Extracted records:
+---+

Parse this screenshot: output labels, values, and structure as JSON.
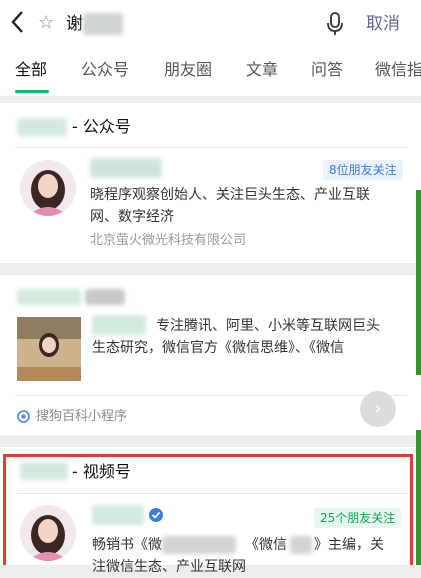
{
  "search": {
    "query": "谢",
    "cancel": "取消"
  },
  "tabs": [
    "全部",
    "公众号",
    "朋友圈",
    "文章",
    "问答",
    "微信指"
  ],
  "official_account": {
    "section_label": "- 公众号",
    "badge": "8位朋友关注",
    "description_line1": "晓程序观察创始人、关注巨头生态、产业互联",
    "description_line2": "网、数字经济",
    "company": "北京萤火微光科技有限公司"
  },
  "baike": {
    "desc_line1": "专注腾讯、阿里、小米等互联网巨头",
    "desc_line2": "生态研究，微信官方《微信思维》、《微信",
    "source": "搜狗百科小程序"
  },
  "video_account": {
    "section_label": "- 视频号",
    "badge": "25个朋友关注",
    "desc_line1_a": "畅销书《微",
    "desc_line1_b": "《微信",
    "desc_line1_c": "》主编，关",
    "desc_line2": "注微信生态、产业互联网"
  },
  "icons": {
    "back": "chevron-left-icon",
    "star": "star-icon",
    "mic": "microphone-icon",
    "verified": "verified-check-icon",
    "compass": "compass-icon",
    "arrow": "arrow-right-icon"
  },
  "colors": {
    "accent_green": "#07c160",
    "highlight_red": "#e33b35",
    "link_blue": "#5f6c8f"
  }
}
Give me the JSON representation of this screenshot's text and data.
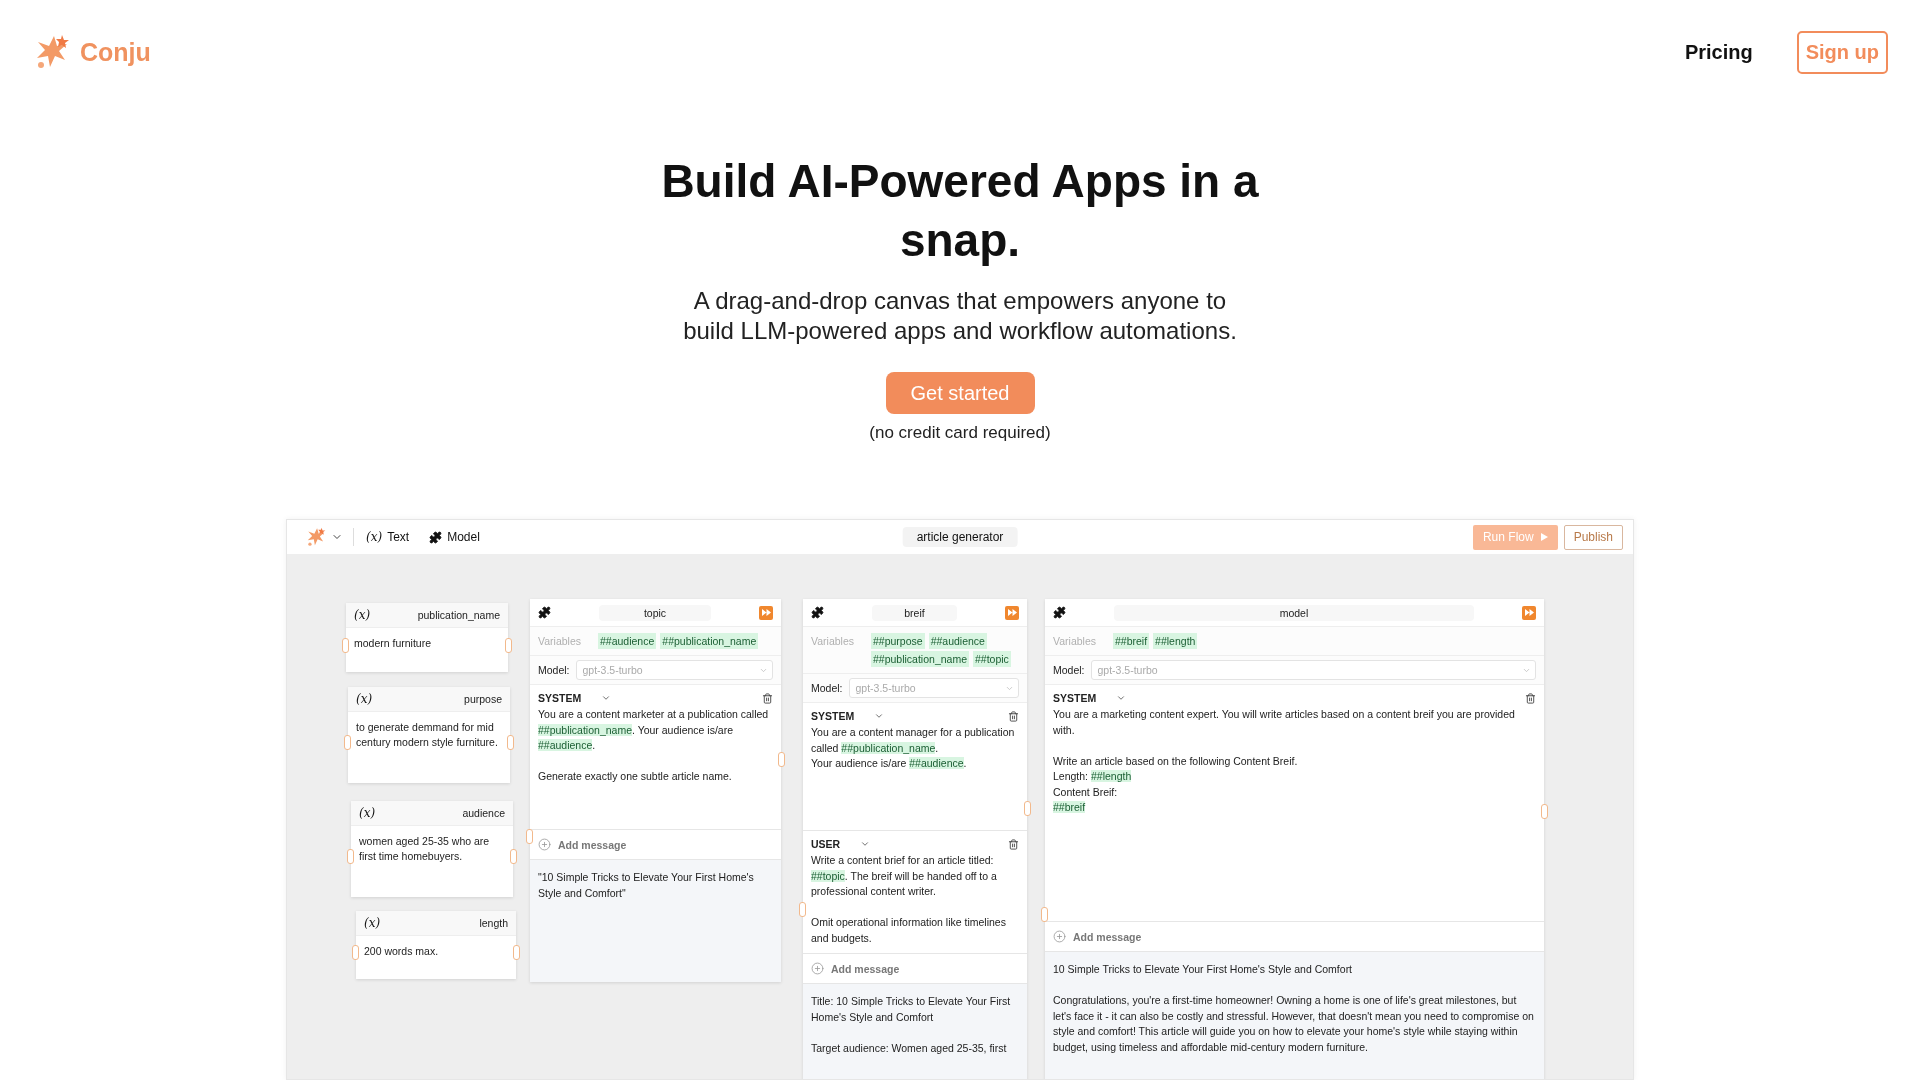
{
  "header": {
    "brand": "Conju",
    "nav": [
      {
        "kind": "link",
        "label": "Pricing"
      },
      {
        "kind": "button",
        "label": "Sign up"
      }
    ]
  },
  "hero": {
    "title": "Build AI-Powered Apps in a snap.",
    "subtitle": "A drag-and-drop canvas that empowers anyone to build LLM-powered apps and workflow automations.",
    "cta": "Get started",
    "note": "(no credit card required)"
  },
  "app": {
    "toolbar": {
      "tools": [
        {
          "kind": "variable",
          "glyph": "(x)",
          "label": "Text"
        },
        {
          "kind": "model",
          "label": "Model"
        }
      ],
      "flow_name": "article generator",
      "run_button": "Run Flow",
      "publish_button": "Publish"
    },
    "variable_nodes": [
      {
        "glyph": "(x)",
        "name": "publication_name",
        "value": "modern furniture"
      },
      {
        "glyph": "(x)",
        "name": "purpose",
        "value": "to generate demmand for mid century modern style furniture."
      },
      {
        "glyph": "(x)",
        "name": "audience",
        "value": "women aged 25-35 who are first time homebuyers."
      },
      {
        "glyph": "(x)",
        "name": "length",
        "value": "200 words max."
      }
    ],
    "model_nodes": [
      {
        "title": "topic",
        "variables_label": "Variables",
        "variables": [
          "##audience",
          "##publication_name"
        ],
        "model_label": "Model:",
        "model": "gpt-3.5-turbo",
        "messages": [
          {
            "role": "SYSTEM",
            "segments": [
              {
                "kind": "plain",
                "text": "You are a content marketer at a publication called "
              },
              {
                "kind": "variable",
                "text": "##publication_name"
              },
              {
                "kind": "plain",
                "text": ". Your audience is/are "
              },
              {
                "kind": "variable",
                "text": "##audience"
              },
              {
                "kind": "plain",
                "text": ".\n\nGenerate exactly one subtle article name."
              }
            ]
          }
        ],
        "add_message": "Add message",
        "output": "\"10 Simple Tricks to Elevate Your First Home's Style and Comfort\""
      },
      {
        "title": "breif",
        "variables_label": "Variables",
        "variables": [
          "##purpose",
          "##audience",
          "##publication_name",
          "##topic"
        ],
        "model_label": "Model:",
        "model": "gpt-3.5-turbo",
        "messages": [
          {
            "role": "SYSTEM",
            "segments": [
              {
                "kind": "plain",
                "text": "You are a content manager for a publication called "
              },
              {
                "kind": "variable",
                "text": "##publication_name"
              },
              {
                "kind": "plain",
                "text": ".\nYour audience is/are "
              },
              {
                "kind": "variable",
                "text": "##audience"
              },
              {
                "kind": "plain",
                "text": "."
              }
            ]
          },
          {
            "role": "USER",
            "segments": [
              {
                "kind": "plain",
                "text": "Write a content brief for an article titled: "
              },
              {
                "kind": "variable",
                "text": "##topic"
              },
              {
                "kind": "plain",
                "text": ". The breif will be handed off to a professional content writer.\n\nOmit operational information like timelines and budgets."
              }
            ]
          }
        ],
        "add_message": "Add message",
        "output": "Title: 10 Simple Tricks to Elevate Your First Home's Style and Comfort\n\nTarget audience: Women aged 25-35, first"
      },
      {
        "title": "model",
        "variables_label": "Variables",
        "variables": [
          "##breif",
          "##length"
        ],
        "model_label": "Model:",
        "model": "gpt-3.5-turbo",
        "messages": [
          {
            "role": "SYSTEM",
            "segments": [
              {
                "kind": "plain",
                "text": "You are a marketing content expert. You will write articles based on a content breif you are provided with.\n\nWrite an article based on the following Content Breif.\nLength: "
              },
              {
                "kind": "variable",
                "text": "##length"
              },
              {
                "kind": "plain",
                "text": "\nContent Breif:\n"
              },
              {
                "kind": "variable",
                "text": "##breif"
              }
            ]
          }
        ],
        "add_message": "Add message",
        "output": "10 Simple Tricks to Elevate Your First Home's Style and Comfort\n\nCongratulations, you're a first-time homeowner! Owning a home is one of life's great milestones, but let's face it - it can also be costly and stressful. However, that doesn't mean you need to compromise on style and comfort! This article will guide you on how to elevate your home's style while staying within budget, using timeless and affordable mid-century modern furniture."
      }
    ]
  }
}
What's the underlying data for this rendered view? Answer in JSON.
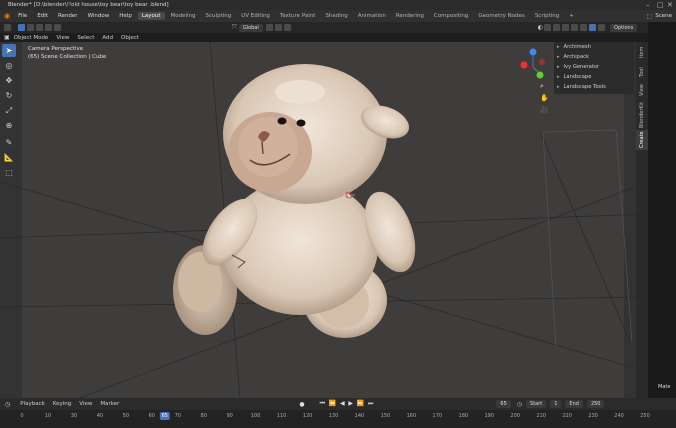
{
  "window": {
    "title": "Blender* [D:\\blender\\!!old house\\toy bear\\toy bear .blend]"
  },
  "menu": [
    "File",
    "Edit",
    "Render",
    "Window",
    "Help"
  ],
  "workspaces": [
    {
      "label": "Layout",
      "active": true
    },
    {
      "label": "Modeling",
      "active": false
    },
    {
      "label": "Sculpting",
      "active": false
    },
    {
      "label": "UV Editing",
      "active": false
    },
    {
      "label": "Texture Paint",
      "active": false
    },
    {
      "label": "Shading",
      "active": false
    },
    {
      "label": "Animation",
      "active": false
    },
    {
      "label": "Rendering",
      "active": false
    },
    {
      "label": "Compositing",
      "active": false
    },
    {
      "label": "Geometry Nodes",
      "active": false
    },
    {
      "label": "Scripting",
      "active": false
    }
  ],
  "workspace_add": "+",
  "scene_label": "Scene",
  "header": {
    "orientation": "Global",
    "options": "Options"
  },
  "mode_header": {
    "mode": "Object Mode",
    "items": [
      "View",
      "Select",
      "Add",
      "Object"
    ]
  },
  "viewport_info": {
    "line1": "Camera Perspective",
    "line2": "(65) Scene Collection | Cube"
  },
  "addons": [
    "Archimesh",
    "Archipack",
    "Ivy Generator",
    "Landscape",
    "Landscape Tools"
  ],
  "sidebar_tabs": [
    "Item",
    "Tool",
    "View",
    "BlenderKit",
    "Create"
  ],
  "sidebar_active": "Create",
  "status_right": "Mate",
  "timeline": {
    "items": [
      "Playback",
      "Keying",
      "View",
      "Marker"
    ],
    "current_frame": "65",
    "start_label": "Start",
    "start": "1",
    "end_label": "End",
    "end": "250",
    "ticks": [
      "0",
      "10",
      "30",
      "40",
      "50",
      "60",
      "70",
      "80",
      "90",
      "100",
      "110",
      "120",
      "130",
      "140",
      "150",
      "160",
      "170",
      "180",
      "190",
      "200",
      "210",
      "220",
      "230",
      "240",
      "250"
    ],
    "playhead": "65"
  },
  "colors": {
    "accent": "#4772b3",
    "viewport_bg": "#3d3d3d"
  }
}
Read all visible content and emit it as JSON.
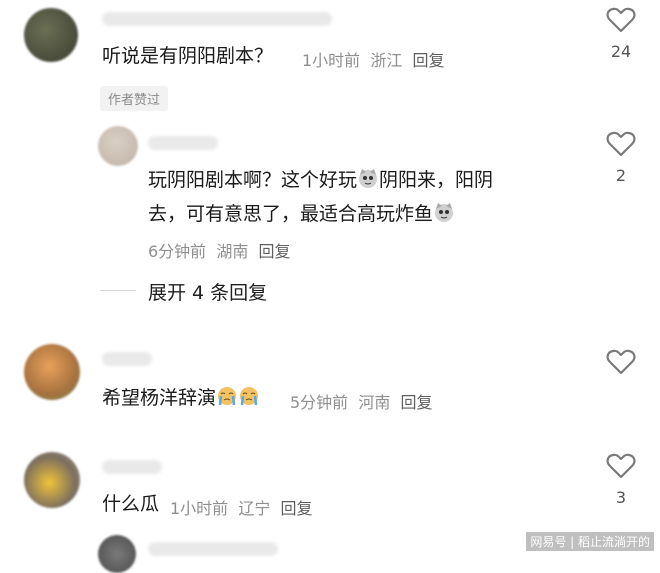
{
  "comments": [
    {
      "text": "听说是有阴阳剧本？",
      "time": "1小时前",
      "location": "浙江",
      "reply_label": "回复",
      "likes": "24",
      "badge": "作者赞过"
    },
    {
      "text_line1_a": "玩阴阳剧本啊？这个好玩",
      "text_line1_b": "阴阳来，阳阴",
      "text_line2_a": "去，可有意思了，最适合高玩炸鱼",
      "time": "6分钟前",
      "location": "湖南",
      "reply_label": "回复",
      "likes": "2"
    },
    {
      "text": "希望杨洋辞演",
      "time": "5分钟前",
      "location": "河南",
      "reply_label": "回复"
    },
    {
      "text": "什么瓜",
      "time": "1小时前",
      "location": "辽宁",
      "reply_label": "回复",
      "likes": "3"
    }
  ],
  "expand_label": "展开 4 条回复",
  "watermark": "网易号 | 稻止流淌开的",
  "colors": {
    "meta": "#8f8f8f",
    "text": "#1a1a1a",
    "heart": "#7a7a7a"
  }
}
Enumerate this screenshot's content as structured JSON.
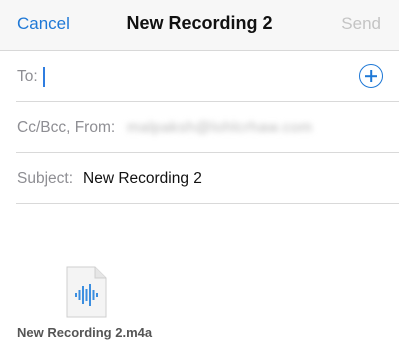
{
  "nav": {
    "cancel_label": "Cancel",
    "title": "New Recording 2",
    "send_label": "Send"
  },
  "to": {
    "label": "To:",
    "value": "",
    "add_icon": "plus-circle-icon"
  },
  "cc_from": {
    "label": "Cc/Bcc, From:",
    "value_blurred": "malpaksh@lohlcrhaw.com"
  },
  "subject": {
    "label": "Subject:",
    "value": "New Recording 2"
  },
  "attachment": {
    "icon": "audio-file-icon",
    "filename": "New Recording 2.m4a"
  },
  "colors": {
    "accent": "#1e78d6",
    "disabled": "#c4c4c4",
    "label": "#8e8e93"
  }
}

+---+

▸ GIVEN INSTRUCTION
Every line from the one containing "Enumerate this screenshot's" through the end of the listing is to be copied exactly; the pictures are not.

▸ THE COMPLETED TASK
Enumerate this screenshot's content as structured JSON.
{
  "nav": {
    "cancel_label": "Cancel",
    "title": "New Recording 2",
    "send_label": "Send"
  },
  "to": {
    "label": "To:",
    "value": "",
    "add_icon": "plus-circle-icon"
  },
  "cc_from": {
    "label": "Cc/Bcc, From:",
    "value_blurred": "malpaksh@lohlcrhaw.com"
  },
  "subject": {
    "label": "Subject:",
    "value": "New Recording 2"
  },
  "attachment": {
    "icon": "audio-file-icon",
    "filename": "New Recording 2.m4a"
  },
  "colors": {
    "accent": "#1e78d6",
    "disabled": "#c4c4c4",
    "label": "#8e8e93"
  }
}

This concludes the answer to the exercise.